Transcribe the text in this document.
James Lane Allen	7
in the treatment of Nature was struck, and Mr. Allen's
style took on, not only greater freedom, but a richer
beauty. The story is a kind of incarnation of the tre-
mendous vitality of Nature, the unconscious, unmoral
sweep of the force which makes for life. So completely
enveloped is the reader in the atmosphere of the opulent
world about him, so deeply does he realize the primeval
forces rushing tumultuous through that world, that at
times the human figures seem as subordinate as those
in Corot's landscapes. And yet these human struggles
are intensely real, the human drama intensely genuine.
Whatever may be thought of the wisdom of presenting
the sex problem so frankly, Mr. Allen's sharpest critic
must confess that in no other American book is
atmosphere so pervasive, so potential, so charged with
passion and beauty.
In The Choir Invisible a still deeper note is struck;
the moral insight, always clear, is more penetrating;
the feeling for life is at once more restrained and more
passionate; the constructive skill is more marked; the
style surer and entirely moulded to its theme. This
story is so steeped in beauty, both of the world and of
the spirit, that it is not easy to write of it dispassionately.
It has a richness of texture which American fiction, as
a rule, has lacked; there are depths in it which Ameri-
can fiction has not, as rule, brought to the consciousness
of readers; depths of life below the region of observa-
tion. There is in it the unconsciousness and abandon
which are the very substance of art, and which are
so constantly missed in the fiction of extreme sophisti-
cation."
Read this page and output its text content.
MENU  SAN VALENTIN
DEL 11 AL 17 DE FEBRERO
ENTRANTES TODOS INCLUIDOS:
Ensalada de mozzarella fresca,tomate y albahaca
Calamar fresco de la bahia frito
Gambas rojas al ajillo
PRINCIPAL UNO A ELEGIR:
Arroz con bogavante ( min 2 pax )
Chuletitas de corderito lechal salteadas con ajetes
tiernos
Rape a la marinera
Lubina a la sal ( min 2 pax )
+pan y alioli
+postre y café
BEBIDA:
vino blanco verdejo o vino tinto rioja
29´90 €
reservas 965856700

(Instructions for the task) Type out the whole listing above again, exactly as it stands.

(Result for this task)
Transcribe the text in this document.
James Lane Allen	7
in the treatment of Nature was struck, and Mr. Allen's
style took on, not only greater freedom, but a richer
beauty. The story is a kind of incarnation of the tre-
mendous vitality of Nature, the unconscious, unmoral
sweep of the force which makes for life. So completely
enveloped is the reader in the atmosphere of the opulent
world about him, so deeply does he realize the primeval
forces rushing tumultuous through that world, that at
times the human figures seem as subordinate as those
in Corot's landscapes. And yet these human struggles
are intensely real, the human drama intensely genuine.
Whatever may be thought of the wisdom of presenting
the sex problem so frankly, Mr. Allen's sharpest critic
must confess that in no other American book is
atmosphere so pervasive, so potential, so charged with
passion and beauty.
In The Choir Invisible a still deeper note is struck;
the moral insight, always clear, is more penetrating;
the feeling for life is at once more restrained and more
passionate; the constructive skill is more marked; the
style surer and entirely moulded to its theme. This
story is so steeped in beauty, both of the world and of
the spirit, that it is not easy to write of it dispassionately.
It has a richness of texture which American fiction, as
a rule, has lacked; there are depths in it which Ameri-
can fiction has not, as rule, brought to the consciousness
of readers; depths of life below the region of observa-
tion. There is in it the unconsciousness and abandon
which are the very substance of art, and which are
so constantly missed in the fiction of extreme sophisti-
cation."
Read this page and output its text content.
MENU  SAN VALENTIN
DEL 11 AL 17 DE FEBRERO
ENTRANTES TODOS INCLUIDOS:
Ensalada de mozzarella fresca,tomate y albahaca
Calamar fresco de la bahia frito
Gambas rojas al ajillo
PRINCIPAL UNO A ELEGIR:
Arroz con bogavante ( min 2 pax )
Chuletitas de corderito lechal salteadas con ajetes
tiernos
Rape a la marinera
Lubina a la sal ( min 2 pax )
+pan y alioli
+postre y café
BEBIDA:
vino blanco verdejo o vino tinto rioja
29´90 €
reservas 965856700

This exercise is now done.